[BEGIN]

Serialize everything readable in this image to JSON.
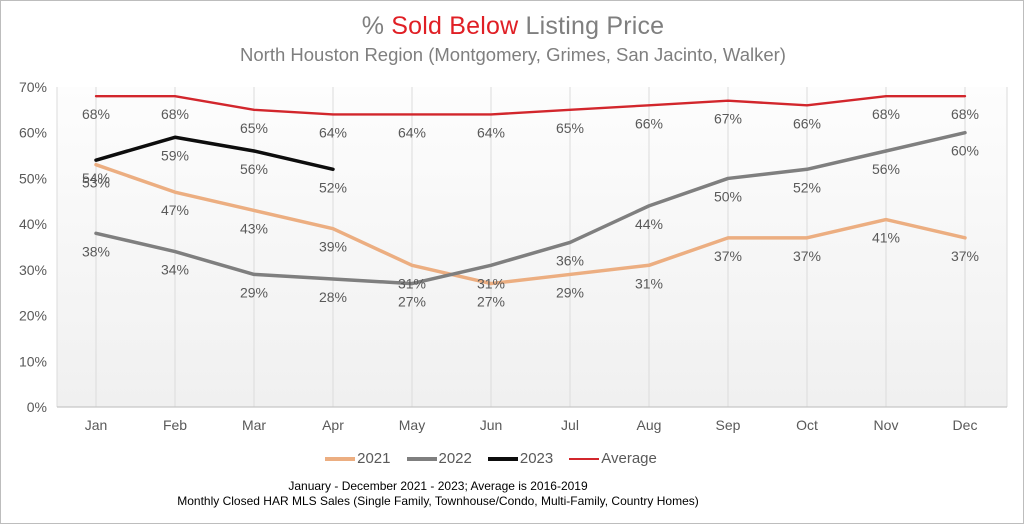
{
  "window": {
    "border_color": "#bdbdbd",
    "background": "#ffffff"
  },
  "header": {
    "title_prefix": "% ",
    "title_emphasis": "Sold Below",
    "title_rest": " Listing Price",
    "title_gray": "#7f7f7f",
    "title_red": "#e01f25",
    "subtitle": "North Houston Region (Montgomery, Grimes, San Jacinto, Walker)"
  },
  "chart_data": {
    "type": "line",
    "title": "% Sold Below Listing Price",
    "subtitle": "North Houston Region (Montgomery, Grimes, San Jacinto, Walker)",
    "categories": [
      "Jan",
      "Feb",
      "Mar",
      "Apr",
      "May",
      "Jun",
      "Jul",
      "Aug",
      "Sep",
      "Oct",
      "Nov",
      "Dec"
    ],
    "ylim": [
      0,
      70
    ],
    "y_ticks": [
      0,
      10,
      20,
      30,
      40,
      50,
      60,
      70
    ],
    "y_tick_suffix": "%",
    "grid": "vertical",
    "legend_position": "bottom",
    "label_suffix": "%",
    "label_color": "#595959",
    "axis_text_color": "#595959",
    "gridline_color": "#dbdbdb",
    "axis_line_color": "#c6c6c6",
    "plot_bg_top": "#fdfdfd",
    "plot_bg_bottom": "#f0f0f0",
    "series": [
      {
        "name": "2021",
        "color": "#ecae81",
        "line_width": 3.5,
        "values": [
          53,
          47,
          43,
          39,
          31,
          27,
          29,
          31,
          37,
          37,
          41,
          37
        ]
      },
      {
        "name": "2022",
        "color": "#7f7f7f",
        "line_width": 3.5,
        "values": [
          38,
          34,
          29,
          28,
          27,
          31,
          36,
          44,
          50,
          52,
          56,
          60
        ]
      },
      {
        "name": "2023",
        "color": "#0d0d0d",
        "line_width": 3.5,
        "values": [
          54,
          59,
          56,
          52,
          null,
          null,
          null,
          null,
          null,
          null,
          null,
          null
        ]
      },
      {
        "name": "Average",
        "color": "#d2262c",
        "line_width": 2.4,
        "values": [
          68,
          68,
          65,
          64,
          64,
          64,
          65,
          66,
          67,
          66,
          68,
          68
        ]
      }
    ]
  },
  "footnotes": {
    "line1": "January - December 2021 - 2023; Average is 2016-2019",
    "line2": "Monthly Closed HAR MLS Sales (Single Family, Townhouse/Condo, Multi-Family, Country Homes)"
  }
}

[END]

- **Exercise requirements**:
Reproduce every line above as written, skipping pictures.

- **The answer**:
Serialize everything readable in this image to JSON.
{
  "window": {
    "border_color": "#bdbdbd",
    "background": "#ffffff"
  },
  "header": {
    "title_prefix": "% ",
    "title_emphasis": "Sold Below",
    "title_rest": " Listing Price",
    "title_gray": "#7f7f7f",
    "title_red": "#e01f25",
    "subtitle": "North Houston Region (Montgomery, Grimes, San Jacinto, Walker)"
  },
  "chart_data": {
    "type": "line",
    "title": "% Sold Below Listing Price",
    "subtitle": "North Houston Region (Montgomery, Grimes, San Jacinto, Walker)",
    "categories": [
      "Jan",
      "Feb",
      "Mar",
      "Apr",
      "May",
      "Jun",
      "Jul",
      "Aug",
      "Sep",
      "Oct",
      "Nov",
      "Dec"
    ],
    "ylim": [
      0,
      70
    ],
    "y_ticks": [
      0,
      10,
      20,
      30,
      40,
      50,
      60,
      70
    ],
    "y_tick_suffix": "%",
    "grid": "vertical",
    "legend_position": "bottom",
    "label_suffix": "%",
    "label_color": "#595959",
    "axis_text_color": "#595959",
    "gridline_color": "#dbdbdb",
    "axis_line_color": "#c6c6c6",
    "plot_bg_top": "#fdfdfd",
    "plot_bg_bottom": "#f0f0f0",
    "series": [
      {
        "name": "2021",
        "color": "#ecae81",
        "line_width": 3.5,
        "values": [
          53,
          47,
          43,
          39,
          31,
          27,
          29,
          31,
          37,
          37,
          41,
          37
        ]
      },
      {
        "name": "2022",
        "color": "#7f7f7f",
        "line_width": 3.5,
        "values": [
          38,
          34,
          29,
          28,
          27,
          31,
          36,
          44,
          50,
          52,
          56,
          60
        ]
      },
      {
        "name": "2023",
        "color": "#0d0d0d",
        "line_width": 3.5,
        "values": [
          54,
          59,
          56,
          52,
          null,
          null,
          null,
          null,
          null,
          null,
          null,
          null
        ]
      },
      {
        "name": "Average",
        "color": "#d2262c",
        "line_width": 2.4,
        "values": [
          68,
          68,
          65,
          64,
          64,
          64,
          65,
          66,
          67,
          66,
          68,
          68
        ]
      }
    ]
  },
  "footnotes": {
    "line1": "January - December 2021 - 2023; Average is 2016-2019",
    "line2": "Monthly Closed HAR MLS Sales (Single Family, Townhouse/Condo, Multi-Family, Country Homes)"
  }
}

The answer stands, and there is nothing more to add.